Output the entries word for word. Omit images.

[Start of Records]

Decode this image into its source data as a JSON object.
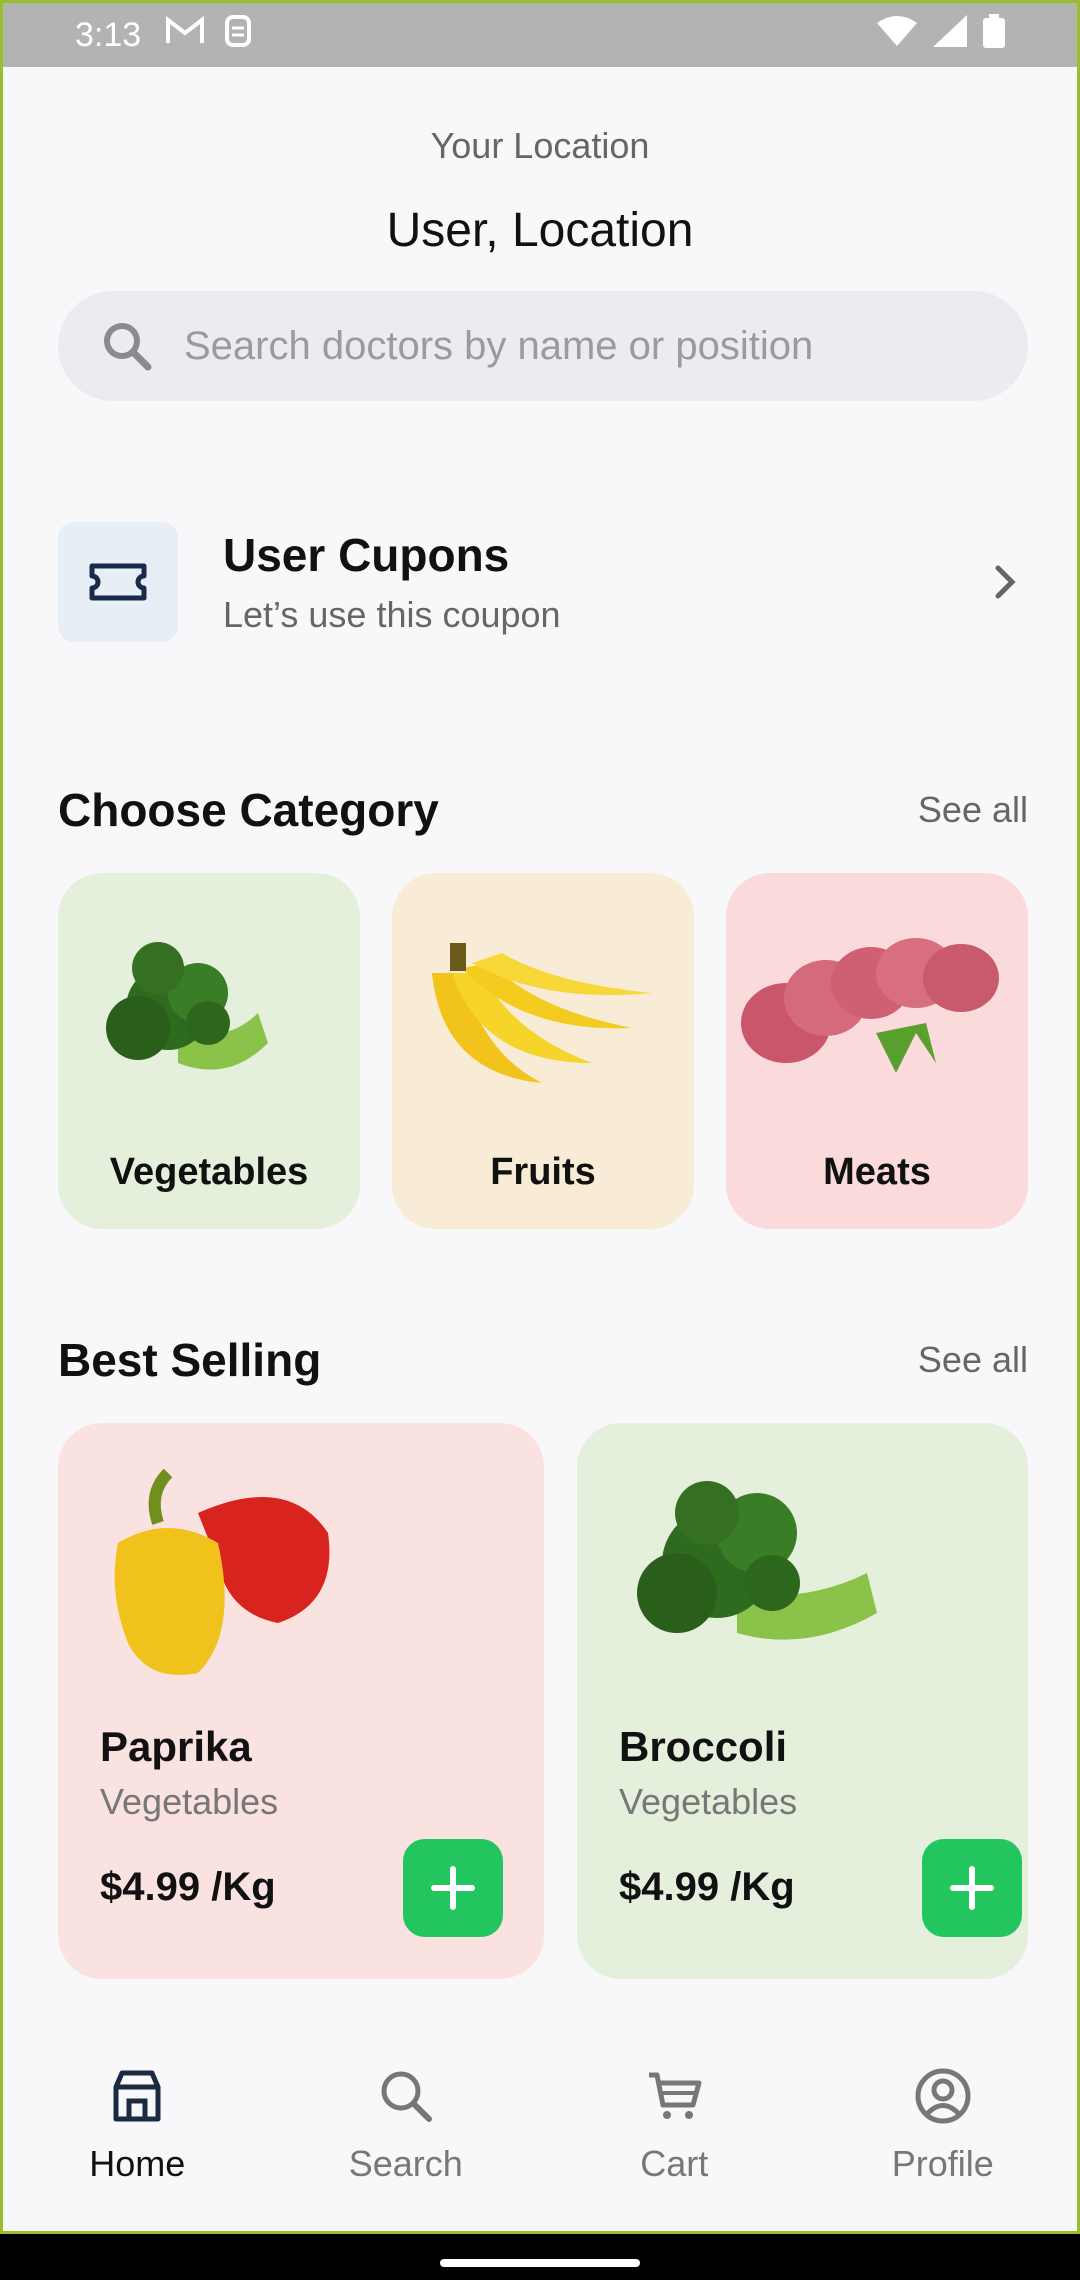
{
  "status_bar": {
    "time": "3:13"
  },
  "header": {
    "location_label": "Your Location",
    "location_value": "User, Location"
  },
  "search": {
    "placeholder": "Search doctors by name or position"
  },
  "coupon": {
    "title": "User Cupons",
    "subtitle": "Let’s use this coupon"
  },
  "categories": {
    "title": "Choose Category",
    "see_all": "See all",
    "items": [
      {
        "label": "Vegetables",
        "bg": "#e4efdc"
      },
      {
        "label": "Fruits",
        "bg": "#f9ecd6"
      },
      {
        "label": "Meats",
        "bg": "#fadadb"
      }
    ]
  },
  "best_selling": {
    "title": "Best Selling",
    "see_all": "See all",
    "items": [
      {
        "name": "Paprika",
        "category": "Vegetables",
        "price": "$4.99 /Kg",
        "bg": "#f9e2e0"
      },
      {
        "name": "Broccoli",
        "category": "Vegetables",
        "price": "$4.99 /Kg",
        "bg": "#e4efdc"
      }
    ]
  },
  "nav": {
    "items": [
      {
        "label": "Home",
        "icon": "store-icon",
        "active": true
      },
      {
        "label": "Search",
        "icon": "search-icon",
        "active": false
      },
      {
        "label": "Cart",
        "icon": "cart-icon",
        "active": false
      },
      {
        "label": "Profile",
        "icon": "profile-icon",
        "active": false
      }
    ]
  },
  "colors": {
    "accent_green": "#22c55e",
    "text_dark": "#111111",
    "text_muted": "#666666"
  }
}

[End of Records]

# The solution
Decode this image into its source data as a JSON object.
{
  "status_bar": {
    "time": "3:13"
  },
  "header": {
    "location_label": "Your Location",
    "location_value": "User, Location"
  },
  "search": {
    "placeholder": "Search doctors by name or position"
  },
  "coupon": {
    "title": "User Cupons",
    "subtitle": "Let’s use this coupon"
  },
  "categories": {
    "title": "Choose Category",
    "see_all": "See all",
    "items": [
      {
        "label": "Vegetables",
        "bg": "#e4efdc"
      },
      {
        "label": "Fruits",
        "bg": "#f9ecd6"
      },
      {
        "label": "Meats",
        "bg": "#fadadb"
      }
    ]
  },
  "best_selling": {
    "title": "Best Selling",
    "see_all": "See all",
    "items": [
      {
        "name": "Paprika",
        "category": "Vegetables",
        "price": "$4.99 /Kg",
        "bg": "#f9e2e0"
      },
      {
        "name": "Broccoli",
        "category": "Vegetables",
        "price": "$4.99 /Kg",
        "bg": "#e4efdc"
      }
    ]
  },
  "nav": {
    "items": [
      {
        "label": "Home",
        "icon": "store-icon",
        "active": true
      },
      {
        "label": "Search",
        "icon": "search-icon",
        "active": false
      },
      {
        "label": "Cart",
        "icon": "cart-icon",
        "active": false
      },
      {
        "label": "Profile",
        "icon": "profile-icon",
        "active": false
      }
    ]
  },
  "colors": {
    "accent_green": "#22c55e",
    "text_dark": "#111111",
    "text_muted": "#666666"
  }
}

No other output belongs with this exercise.